[Data records]
## begin
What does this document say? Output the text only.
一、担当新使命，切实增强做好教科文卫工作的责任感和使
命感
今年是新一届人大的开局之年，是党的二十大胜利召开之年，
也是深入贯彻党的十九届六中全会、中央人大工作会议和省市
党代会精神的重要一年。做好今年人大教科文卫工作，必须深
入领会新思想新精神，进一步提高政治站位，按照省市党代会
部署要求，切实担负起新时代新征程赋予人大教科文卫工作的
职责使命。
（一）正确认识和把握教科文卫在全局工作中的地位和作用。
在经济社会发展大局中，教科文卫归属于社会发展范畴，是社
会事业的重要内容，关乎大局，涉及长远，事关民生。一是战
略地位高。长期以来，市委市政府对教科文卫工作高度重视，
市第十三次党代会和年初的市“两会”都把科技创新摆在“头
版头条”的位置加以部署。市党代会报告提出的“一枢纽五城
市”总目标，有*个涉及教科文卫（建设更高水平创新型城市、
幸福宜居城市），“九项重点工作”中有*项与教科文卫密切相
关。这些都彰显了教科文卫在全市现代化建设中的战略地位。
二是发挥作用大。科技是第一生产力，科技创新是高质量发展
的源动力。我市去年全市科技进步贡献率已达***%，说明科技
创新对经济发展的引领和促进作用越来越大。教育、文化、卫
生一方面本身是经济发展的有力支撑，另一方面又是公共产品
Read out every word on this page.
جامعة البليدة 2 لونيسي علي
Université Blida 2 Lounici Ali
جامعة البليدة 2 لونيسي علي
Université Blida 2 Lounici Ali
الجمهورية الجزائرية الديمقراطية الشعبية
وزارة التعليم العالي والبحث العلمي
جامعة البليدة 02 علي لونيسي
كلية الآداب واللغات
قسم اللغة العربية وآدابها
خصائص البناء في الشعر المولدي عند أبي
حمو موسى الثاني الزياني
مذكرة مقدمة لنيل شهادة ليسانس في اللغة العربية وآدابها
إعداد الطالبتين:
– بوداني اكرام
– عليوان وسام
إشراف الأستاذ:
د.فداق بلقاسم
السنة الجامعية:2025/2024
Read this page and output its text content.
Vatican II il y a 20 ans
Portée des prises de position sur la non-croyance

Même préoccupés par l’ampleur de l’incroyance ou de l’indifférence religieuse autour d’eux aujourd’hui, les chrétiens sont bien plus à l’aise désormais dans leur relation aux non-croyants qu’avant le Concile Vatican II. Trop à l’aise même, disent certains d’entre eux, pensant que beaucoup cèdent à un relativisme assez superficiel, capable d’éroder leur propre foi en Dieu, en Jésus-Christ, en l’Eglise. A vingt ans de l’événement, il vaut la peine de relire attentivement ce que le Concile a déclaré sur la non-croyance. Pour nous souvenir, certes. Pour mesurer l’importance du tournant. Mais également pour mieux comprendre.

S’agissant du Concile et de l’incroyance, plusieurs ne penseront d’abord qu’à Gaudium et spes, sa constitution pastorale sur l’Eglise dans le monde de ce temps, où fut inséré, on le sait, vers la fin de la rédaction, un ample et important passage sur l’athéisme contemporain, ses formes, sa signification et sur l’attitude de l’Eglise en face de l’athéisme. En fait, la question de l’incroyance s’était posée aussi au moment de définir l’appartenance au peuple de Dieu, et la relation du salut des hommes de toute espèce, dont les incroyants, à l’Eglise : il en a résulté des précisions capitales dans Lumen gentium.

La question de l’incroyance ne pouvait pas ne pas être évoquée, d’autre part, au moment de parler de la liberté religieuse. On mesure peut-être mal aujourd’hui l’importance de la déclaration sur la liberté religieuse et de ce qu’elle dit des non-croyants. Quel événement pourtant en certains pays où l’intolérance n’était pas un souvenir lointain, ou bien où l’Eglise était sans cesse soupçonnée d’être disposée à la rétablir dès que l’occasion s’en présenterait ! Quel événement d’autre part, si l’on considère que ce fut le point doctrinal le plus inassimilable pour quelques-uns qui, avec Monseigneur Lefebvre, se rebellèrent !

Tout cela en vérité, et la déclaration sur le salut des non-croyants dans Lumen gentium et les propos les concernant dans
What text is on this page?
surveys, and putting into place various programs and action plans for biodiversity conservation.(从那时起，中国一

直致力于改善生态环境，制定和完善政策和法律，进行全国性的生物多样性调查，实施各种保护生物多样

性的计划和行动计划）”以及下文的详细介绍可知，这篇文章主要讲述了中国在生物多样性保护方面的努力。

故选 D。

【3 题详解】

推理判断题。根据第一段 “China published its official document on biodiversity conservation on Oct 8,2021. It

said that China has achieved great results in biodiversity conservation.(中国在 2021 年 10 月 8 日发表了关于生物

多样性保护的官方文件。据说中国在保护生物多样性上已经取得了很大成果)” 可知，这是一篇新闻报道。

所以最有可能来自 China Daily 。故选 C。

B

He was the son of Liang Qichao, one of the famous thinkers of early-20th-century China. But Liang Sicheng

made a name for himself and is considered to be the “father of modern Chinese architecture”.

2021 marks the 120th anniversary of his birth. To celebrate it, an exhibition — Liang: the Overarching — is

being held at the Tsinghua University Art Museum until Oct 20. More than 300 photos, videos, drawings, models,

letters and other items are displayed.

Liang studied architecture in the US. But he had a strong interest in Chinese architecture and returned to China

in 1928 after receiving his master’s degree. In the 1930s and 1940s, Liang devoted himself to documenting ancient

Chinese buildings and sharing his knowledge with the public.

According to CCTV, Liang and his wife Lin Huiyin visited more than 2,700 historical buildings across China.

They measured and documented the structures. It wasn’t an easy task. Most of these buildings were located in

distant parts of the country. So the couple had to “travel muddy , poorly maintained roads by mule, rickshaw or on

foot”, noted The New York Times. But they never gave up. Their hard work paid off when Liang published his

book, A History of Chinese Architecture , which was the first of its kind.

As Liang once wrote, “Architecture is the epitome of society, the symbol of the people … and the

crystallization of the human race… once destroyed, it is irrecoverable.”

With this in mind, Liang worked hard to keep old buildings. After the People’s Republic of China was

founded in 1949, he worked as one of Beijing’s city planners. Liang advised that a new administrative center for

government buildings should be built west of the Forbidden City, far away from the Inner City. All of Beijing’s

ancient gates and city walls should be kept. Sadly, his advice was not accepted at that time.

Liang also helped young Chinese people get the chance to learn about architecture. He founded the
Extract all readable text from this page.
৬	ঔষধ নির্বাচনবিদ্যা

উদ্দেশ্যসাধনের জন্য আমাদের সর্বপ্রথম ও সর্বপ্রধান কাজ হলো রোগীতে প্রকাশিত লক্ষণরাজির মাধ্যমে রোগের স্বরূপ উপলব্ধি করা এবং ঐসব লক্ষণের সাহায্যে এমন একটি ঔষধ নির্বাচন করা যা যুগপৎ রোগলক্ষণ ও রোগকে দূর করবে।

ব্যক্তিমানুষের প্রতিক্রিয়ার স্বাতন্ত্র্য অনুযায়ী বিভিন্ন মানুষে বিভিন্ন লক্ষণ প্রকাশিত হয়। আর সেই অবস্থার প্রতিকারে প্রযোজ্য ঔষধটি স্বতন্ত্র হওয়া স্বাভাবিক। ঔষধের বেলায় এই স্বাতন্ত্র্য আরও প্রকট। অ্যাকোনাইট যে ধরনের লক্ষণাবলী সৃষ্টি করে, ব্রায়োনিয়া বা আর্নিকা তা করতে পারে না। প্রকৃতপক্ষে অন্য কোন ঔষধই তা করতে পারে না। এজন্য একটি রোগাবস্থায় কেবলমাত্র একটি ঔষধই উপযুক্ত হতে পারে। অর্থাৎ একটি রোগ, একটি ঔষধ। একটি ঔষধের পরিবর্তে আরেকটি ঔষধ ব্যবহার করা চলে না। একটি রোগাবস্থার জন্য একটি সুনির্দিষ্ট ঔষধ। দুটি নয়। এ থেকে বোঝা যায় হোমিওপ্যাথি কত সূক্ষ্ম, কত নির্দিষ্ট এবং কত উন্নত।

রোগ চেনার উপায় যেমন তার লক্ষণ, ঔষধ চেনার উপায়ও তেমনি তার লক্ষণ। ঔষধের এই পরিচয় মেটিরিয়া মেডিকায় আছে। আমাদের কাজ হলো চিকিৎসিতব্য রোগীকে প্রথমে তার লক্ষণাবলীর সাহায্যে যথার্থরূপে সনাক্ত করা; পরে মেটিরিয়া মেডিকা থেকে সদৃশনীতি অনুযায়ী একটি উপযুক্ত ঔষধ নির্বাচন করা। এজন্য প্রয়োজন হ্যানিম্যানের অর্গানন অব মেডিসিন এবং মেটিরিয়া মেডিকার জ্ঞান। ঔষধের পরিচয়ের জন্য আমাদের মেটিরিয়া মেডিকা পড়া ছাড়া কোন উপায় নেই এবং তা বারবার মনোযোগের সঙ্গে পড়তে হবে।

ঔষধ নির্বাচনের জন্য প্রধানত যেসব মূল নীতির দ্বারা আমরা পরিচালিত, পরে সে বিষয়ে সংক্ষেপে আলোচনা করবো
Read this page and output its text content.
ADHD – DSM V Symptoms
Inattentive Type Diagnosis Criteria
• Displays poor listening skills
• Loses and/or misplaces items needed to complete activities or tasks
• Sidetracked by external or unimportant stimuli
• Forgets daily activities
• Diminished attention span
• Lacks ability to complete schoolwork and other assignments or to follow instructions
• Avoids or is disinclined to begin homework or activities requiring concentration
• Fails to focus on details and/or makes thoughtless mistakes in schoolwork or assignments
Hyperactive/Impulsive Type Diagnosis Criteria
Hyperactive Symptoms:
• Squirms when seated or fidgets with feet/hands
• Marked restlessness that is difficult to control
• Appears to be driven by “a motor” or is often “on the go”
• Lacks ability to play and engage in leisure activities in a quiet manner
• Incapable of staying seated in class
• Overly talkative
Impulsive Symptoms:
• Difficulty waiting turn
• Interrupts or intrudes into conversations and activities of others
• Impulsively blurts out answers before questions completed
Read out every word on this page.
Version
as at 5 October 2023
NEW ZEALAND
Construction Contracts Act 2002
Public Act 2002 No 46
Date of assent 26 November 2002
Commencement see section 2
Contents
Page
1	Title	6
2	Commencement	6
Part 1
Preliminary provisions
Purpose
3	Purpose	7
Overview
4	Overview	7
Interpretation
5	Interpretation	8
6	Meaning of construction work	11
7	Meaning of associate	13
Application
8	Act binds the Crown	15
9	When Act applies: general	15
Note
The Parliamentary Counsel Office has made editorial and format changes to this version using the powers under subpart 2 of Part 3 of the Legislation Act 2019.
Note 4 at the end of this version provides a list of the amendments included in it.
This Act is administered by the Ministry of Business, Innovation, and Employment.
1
## end
__Goal__: Look through the entries and return every line where "himself" appears.

__Exercise response__:
made a name for himself and is considered to be the “father of modern Chinese architecture”.
in 1928 after receiving his master’s degree. In the 1930s and 1940s, Liang devoted himself to documenting ancient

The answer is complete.